Job
Identify the lines bearing the string "nationale" and gather them.

═══ Data lines

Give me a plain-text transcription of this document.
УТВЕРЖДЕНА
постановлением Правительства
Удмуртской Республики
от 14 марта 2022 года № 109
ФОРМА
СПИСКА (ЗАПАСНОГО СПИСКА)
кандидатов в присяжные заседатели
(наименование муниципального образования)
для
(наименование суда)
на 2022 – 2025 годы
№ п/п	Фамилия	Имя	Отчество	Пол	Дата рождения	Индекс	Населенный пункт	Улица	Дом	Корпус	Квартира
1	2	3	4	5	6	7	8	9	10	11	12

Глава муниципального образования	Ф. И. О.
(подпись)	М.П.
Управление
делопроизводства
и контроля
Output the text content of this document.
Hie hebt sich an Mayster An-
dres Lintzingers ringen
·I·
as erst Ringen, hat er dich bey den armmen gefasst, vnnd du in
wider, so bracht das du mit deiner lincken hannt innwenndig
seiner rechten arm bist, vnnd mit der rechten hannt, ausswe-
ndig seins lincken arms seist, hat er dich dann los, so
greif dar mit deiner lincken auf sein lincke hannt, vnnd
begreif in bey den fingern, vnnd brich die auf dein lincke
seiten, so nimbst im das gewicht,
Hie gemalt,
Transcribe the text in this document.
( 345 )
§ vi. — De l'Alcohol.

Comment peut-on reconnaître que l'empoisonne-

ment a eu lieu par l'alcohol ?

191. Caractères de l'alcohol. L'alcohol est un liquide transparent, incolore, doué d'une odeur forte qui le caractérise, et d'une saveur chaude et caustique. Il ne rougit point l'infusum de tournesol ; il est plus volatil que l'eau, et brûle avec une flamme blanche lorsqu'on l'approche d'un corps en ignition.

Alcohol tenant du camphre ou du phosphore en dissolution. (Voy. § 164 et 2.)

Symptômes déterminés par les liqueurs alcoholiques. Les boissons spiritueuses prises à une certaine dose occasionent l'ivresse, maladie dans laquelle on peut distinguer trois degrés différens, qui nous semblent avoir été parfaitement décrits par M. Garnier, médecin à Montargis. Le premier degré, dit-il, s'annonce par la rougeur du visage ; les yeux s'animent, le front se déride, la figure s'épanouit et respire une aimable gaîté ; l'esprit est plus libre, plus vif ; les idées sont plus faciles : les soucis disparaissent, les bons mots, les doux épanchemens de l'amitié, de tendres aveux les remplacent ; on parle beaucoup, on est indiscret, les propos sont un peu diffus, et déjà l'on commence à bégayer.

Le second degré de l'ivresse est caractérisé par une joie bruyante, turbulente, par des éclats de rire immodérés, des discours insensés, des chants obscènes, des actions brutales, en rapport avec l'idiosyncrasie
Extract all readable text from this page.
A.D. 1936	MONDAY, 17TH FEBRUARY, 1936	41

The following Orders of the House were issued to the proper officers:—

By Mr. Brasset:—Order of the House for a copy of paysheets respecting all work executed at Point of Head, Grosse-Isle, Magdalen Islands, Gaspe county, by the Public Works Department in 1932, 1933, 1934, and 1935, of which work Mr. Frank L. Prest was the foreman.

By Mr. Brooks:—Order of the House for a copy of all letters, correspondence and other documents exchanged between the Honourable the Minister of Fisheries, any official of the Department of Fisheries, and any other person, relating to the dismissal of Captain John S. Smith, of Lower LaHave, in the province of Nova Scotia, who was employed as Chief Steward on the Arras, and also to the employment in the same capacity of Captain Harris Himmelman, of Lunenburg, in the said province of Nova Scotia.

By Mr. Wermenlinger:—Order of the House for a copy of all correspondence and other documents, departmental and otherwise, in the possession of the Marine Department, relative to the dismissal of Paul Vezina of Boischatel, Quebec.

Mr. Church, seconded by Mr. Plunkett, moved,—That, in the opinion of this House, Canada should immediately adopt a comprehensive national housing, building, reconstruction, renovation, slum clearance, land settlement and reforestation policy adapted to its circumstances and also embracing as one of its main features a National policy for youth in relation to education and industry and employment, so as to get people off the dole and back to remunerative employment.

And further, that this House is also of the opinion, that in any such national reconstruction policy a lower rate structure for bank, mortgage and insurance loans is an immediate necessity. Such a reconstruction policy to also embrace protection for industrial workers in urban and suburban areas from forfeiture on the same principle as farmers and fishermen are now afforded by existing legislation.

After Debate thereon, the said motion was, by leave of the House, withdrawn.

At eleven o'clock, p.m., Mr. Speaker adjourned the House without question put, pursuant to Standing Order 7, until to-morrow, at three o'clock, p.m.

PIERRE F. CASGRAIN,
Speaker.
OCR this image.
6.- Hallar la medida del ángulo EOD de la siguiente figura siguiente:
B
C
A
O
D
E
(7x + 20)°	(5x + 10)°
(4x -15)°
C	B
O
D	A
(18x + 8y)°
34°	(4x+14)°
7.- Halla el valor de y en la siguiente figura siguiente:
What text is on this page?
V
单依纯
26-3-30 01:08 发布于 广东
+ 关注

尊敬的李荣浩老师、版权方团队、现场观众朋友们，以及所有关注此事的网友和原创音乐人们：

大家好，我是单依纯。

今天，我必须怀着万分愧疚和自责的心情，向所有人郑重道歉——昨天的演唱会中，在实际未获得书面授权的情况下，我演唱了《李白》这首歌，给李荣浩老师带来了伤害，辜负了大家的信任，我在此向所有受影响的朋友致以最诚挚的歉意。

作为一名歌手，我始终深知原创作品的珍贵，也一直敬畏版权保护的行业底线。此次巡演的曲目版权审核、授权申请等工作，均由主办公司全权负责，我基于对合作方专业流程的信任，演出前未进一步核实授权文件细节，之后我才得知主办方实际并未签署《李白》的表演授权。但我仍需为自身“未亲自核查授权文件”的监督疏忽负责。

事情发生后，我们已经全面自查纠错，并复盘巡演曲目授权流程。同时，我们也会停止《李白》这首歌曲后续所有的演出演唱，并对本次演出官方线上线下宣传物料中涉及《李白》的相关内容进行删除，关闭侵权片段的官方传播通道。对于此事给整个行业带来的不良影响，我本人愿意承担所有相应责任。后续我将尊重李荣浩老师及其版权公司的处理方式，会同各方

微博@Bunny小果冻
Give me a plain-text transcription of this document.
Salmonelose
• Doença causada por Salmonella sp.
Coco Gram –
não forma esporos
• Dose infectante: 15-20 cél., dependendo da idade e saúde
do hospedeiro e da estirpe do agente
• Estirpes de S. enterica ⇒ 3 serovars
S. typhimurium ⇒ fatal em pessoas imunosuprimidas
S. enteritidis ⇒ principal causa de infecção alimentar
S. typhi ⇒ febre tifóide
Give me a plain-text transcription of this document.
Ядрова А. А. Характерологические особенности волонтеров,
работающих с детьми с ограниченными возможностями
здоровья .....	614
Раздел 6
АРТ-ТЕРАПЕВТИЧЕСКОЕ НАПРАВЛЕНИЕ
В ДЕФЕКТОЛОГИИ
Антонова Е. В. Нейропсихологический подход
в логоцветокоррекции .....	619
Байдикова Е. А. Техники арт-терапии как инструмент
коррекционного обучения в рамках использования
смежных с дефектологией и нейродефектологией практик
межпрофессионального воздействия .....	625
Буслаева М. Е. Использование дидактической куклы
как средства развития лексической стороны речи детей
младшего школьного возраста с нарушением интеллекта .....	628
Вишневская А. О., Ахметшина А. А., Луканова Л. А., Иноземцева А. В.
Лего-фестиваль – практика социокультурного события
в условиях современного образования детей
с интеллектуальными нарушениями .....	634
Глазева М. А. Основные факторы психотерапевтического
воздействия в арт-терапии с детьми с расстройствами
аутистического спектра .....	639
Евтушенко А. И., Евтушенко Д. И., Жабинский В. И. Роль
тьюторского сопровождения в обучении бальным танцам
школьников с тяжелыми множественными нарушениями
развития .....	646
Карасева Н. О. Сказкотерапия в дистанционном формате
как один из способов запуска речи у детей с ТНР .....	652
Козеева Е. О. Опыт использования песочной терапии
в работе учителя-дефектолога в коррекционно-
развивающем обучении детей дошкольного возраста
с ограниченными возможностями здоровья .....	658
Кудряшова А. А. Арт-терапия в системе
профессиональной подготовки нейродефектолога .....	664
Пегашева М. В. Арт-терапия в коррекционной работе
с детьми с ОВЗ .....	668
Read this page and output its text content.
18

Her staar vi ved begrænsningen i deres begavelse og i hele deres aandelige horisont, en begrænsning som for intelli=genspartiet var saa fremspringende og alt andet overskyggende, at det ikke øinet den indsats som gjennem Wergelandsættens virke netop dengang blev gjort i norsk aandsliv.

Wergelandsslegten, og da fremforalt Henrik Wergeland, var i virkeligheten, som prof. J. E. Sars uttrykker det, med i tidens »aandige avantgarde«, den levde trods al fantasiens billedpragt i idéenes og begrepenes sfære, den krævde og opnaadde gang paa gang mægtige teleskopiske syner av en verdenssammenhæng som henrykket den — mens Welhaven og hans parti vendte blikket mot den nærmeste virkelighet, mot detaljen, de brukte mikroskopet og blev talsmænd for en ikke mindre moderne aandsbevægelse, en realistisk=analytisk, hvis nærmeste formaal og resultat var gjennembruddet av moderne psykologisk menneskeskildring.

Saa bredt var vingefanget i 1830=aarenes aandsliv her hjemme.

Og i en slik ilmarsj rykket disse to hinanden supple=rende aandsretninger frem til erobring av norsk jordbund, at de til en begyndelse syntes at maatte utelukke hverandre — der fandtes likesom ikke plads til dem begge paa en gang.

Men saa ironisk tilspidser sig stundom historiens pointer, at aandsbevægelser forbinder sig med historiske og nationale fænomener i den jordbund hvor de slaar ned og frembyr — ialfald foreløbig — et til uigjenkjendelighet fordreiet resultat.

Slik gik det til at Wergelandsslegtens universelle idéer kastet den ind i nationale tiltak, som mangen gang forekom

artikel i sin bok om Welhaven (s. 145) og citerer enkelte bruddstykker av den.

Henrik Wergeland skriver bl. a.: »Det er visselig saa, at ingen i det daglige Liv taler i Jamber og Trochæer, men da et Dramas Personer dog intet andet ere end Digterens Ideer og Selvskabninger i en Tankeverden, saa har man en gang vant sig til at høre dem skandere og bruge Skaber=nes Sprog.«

══════

Result
Men saa ironisk tilspidser sig stundom historiens pointer, at aandsbevægelser forbinder sig med historiske og nationale fænomener i den jordbund hvor de slaar ned og frembyr — ialfald foreløbig — et til uigjenkjendelighet fordreiet resultat.
Slik gik det til at Wergelandsslegtens universelle idéer kastet den ind i nationale tiltak, som mangen gang forekom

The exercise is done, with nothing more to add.